[Dataset rows about figures]
_ _ _

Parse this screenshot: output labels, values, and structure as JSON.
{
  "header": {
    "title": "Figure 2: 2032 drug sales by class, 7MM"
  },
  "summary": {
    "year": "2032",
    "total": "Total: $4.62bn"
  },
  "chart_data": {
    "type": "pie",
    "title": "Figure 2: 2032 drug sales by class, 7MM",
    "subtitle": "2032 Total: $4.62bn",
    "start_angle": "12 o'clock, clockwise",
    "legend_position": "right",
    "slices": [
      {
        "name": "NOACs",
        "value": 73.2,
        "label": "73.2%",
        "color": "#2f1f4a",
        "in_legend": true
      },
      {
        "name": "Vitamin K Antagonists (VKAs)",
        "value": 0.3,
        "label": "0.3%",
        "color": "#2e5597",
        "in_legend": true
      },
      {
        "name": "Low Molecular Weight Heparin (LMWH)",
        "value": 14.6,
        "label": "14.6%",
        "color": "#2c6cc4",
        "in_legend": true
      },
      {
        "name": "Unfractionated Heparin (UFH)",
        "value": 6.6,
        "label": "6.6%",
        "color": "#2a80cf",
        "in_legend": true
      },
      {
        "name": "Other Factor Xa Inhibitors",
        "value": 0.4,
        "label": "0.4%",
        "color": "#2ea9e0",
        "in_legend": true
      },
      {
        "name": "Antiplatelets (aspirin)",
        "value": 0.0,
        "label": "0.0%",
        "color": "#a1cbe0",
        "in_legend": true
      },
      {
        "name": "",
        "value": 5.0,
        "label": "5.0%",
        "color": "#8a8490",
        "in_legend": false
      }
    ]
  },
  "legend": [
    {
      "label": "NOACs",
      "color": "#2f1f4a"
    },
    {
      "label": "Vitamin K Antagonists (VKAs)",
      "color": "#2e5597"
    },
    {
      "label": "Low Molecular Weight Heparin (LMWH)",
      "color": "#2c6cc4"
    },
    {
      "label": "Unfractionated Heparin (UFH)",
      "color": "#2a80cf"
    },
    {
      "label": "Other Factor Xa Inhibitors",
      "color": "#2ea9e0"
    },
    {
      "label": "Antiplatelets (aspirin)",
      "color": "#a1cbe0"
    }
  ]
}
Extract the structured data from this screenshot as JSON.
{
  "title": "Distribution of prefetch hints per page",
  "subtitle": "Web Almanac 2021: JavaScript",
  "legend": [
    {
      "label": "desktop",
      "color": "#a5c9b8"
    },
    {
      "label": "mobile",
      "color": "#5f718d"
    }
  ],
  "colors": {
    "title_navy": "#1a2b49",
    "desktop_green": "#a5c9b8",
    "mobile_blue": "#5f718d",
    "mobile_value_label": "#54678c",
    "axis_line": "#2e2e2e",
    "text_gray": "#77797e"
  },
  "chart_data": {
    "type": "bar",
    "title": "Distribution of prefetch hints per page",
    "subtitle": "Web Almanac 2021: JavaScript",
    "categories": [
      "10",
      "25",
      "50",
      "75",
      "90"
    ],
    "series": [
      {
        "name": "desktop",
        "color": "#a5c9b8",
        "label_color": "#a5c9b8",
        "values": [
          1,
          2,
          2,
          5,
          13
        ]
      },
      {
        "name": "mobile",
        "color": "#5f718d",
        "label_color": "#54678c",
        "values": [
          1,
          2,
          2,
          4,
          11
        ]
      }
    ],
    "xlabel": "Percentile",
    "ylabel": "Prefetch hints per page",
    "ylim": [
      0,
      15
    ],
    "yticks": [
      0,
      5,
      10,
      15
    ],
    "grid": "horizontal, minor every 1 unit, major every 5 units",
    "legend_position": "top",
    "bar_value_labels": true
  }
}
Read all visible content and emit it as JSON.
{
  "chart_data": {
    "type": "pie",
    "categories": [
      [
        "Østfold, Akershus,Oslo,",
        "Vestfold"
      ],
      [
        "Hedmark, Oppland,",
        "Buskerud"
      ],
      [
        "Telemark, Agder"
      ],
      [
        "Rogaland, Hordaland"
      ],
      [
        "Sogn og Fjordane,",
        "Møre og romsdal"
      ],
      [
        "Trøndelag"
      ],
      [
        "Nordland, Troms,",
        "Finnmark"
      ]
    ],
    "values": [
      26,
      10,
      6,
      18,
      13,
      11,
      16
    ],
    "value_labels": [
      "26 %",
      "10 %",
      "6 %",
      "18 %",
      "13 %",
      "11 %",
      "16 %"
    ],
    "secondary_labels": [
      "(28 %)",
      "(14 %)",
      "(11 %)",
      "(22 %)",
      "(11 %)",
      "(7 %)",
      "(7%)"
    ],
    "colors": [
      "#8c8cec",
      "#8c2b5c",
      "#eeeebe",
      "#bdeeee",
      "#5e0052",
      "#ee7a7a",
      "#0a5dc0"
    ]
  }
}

_ _ _

## PROBLEM TO SOLVE
Find the line containing "Read all visible content and emit it as JSON.". Reproduce it exactly, along with every line after it through the last.

## OUTPUT OF THE TASK
Read all visible content and emit it as JSON.
{
  "chart_data": {
    "type": "pie",
    "categories": [
      [
        "Østfold, Akershus,Oslo,",
        "Vestfold"
      ],
      [
        "Hedmark, Oppland,",
        "Buskerud"
      ],
      [
        "Telemark, Agder"
      ],
      [
        "Rogaland, Hordaland"
      ],
      [
        "Sogn og Fjordane,",
        "Møre og romsdal"
      ],
      [
        "Trøndelag"
      ],
      [
        "Nordland, Troms,",
        "Finnmark"
      ]
    ],
    "values": [
      26,
      10,
      6,
      18,
      13,
      11,
      16
    ],
    "value_labels": [
      "26 %",
      "10 %",
      "6 %",
      "18 %",
      "13 %",
      "11 %",
      "16 %"
    ],
    "secondary_labels": [
      "(28 %)",
      "(14 %)",
      "(11 %)",
      "(22 %)",
      "(11 %)",
      "(7 %)",
      "(7%)"
    ],
    "colors": [
      "#8c8cec",
      "#8c2b5c",
      "#eeeebe",
      "#bdeeee",
      "#5e0052",
      "#ee7a7a",
      "#0a5dc0"
    ]
  }
}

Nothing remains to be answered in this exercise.